┌──
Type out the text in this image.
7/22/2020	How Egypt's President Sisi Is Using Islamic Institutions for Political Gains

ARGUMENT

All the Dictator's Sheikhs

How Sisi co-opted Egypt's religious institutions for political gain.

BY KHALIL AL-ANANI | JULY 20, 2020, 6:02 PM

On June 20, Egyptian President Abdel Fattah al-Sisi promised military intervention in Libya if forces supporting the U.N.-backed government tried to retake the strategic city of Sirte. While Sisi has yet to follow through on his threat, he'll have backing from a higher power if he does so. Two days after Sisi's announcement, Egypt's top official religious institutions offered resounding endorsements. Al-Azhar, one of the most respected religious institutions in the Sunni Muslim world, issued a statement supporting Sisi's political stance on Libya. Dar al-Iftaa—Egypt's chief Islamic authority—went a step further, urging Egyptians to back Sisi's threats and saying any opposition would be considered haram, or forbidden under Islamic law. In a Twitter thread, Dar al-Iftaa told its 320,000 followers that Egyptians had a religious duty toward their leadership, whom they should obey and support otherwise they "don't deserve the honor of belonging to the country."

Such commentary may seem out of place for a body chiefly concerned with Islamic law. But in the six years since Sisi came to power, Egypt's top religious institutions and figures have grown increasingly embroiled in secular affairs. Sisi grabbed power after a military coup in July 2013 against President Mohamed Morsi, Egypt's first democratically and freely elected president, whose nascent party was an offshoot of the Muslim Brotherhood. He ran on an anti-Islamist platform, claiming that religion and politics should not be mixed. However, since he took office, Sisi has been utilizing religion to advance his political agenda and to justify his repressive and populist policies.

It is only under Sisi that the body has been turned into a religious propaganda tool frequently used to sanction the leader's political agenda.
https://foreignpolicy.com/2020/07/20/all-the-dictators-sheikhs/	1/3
└──
[The task]
Write an exact transcription of every entry above.

[Exercise result]
Type out the text in this image.
7/22/2020	How Egypt's President Sisi Is Using Islamic Institutions for Political Gains

ARGUMENT

All the Dictator's Sheikhs

How Sisi co-opted Egypt's religious institutions for political gain.

BY KHALIL AL-ANANI | JULY 20, 2020, 6:02 PM

On June 20, Egyptian President Abdel Fattah al-Sisi promised military intervention in Libya if forces supporting the U.N.-backed government tried to retake the strategic city of Sirte. While Sisi has yet to follow through on his threat, he'll have backing from a higher power if he does so. Two days after Sisi's announcement, Egypt's top official religious institutions offered resounding endorsements. Al-Azhar, one of the most respected religious institutions in the Sunni Muslim world, issued a statement supporting Sisi's political stance on Libya. Dar al-Iftaa—Egypt's chief Islamic authority—went a step further, urging Egyptians to back Sisi's threats and saying any opposition would be considered haram, or forbidden under Islamic law. In a Twitter thread, Dar al-Iftaa told its 320,000 followers that Egyptians had a religious duty toward their leadership, whom they should obey and support otherwise they "don't deserve the honor of belonging to the country."

Such commentary may seem out of place for a body chiefly concerned with Islamic law. But in the six years since Sisi came to power, Egypt's top religious institutions and figures have grown increasingly embroiled in secular affairs. Sisi grabbed power after a military coup in July 2013 against President Mohamed Morsi, Egypt's first democratically and freely elected president, whose nascent party was an offshoot of the Muslim Brotherhood. He ran on an anti-Islamist platform, claiming that religion and politics should not be mixed. However, since he took office, Sisi has been utilizing religion to advance his political agenda and to justify his repressive and populist policies.

It is only under Sisi that the body has been turned into a religious propaganda tool frequently used to sanction the leader's political agenda.
https://foreignpolicy.com/2020/07/20/all-the-dictators-sheikhs/	1/3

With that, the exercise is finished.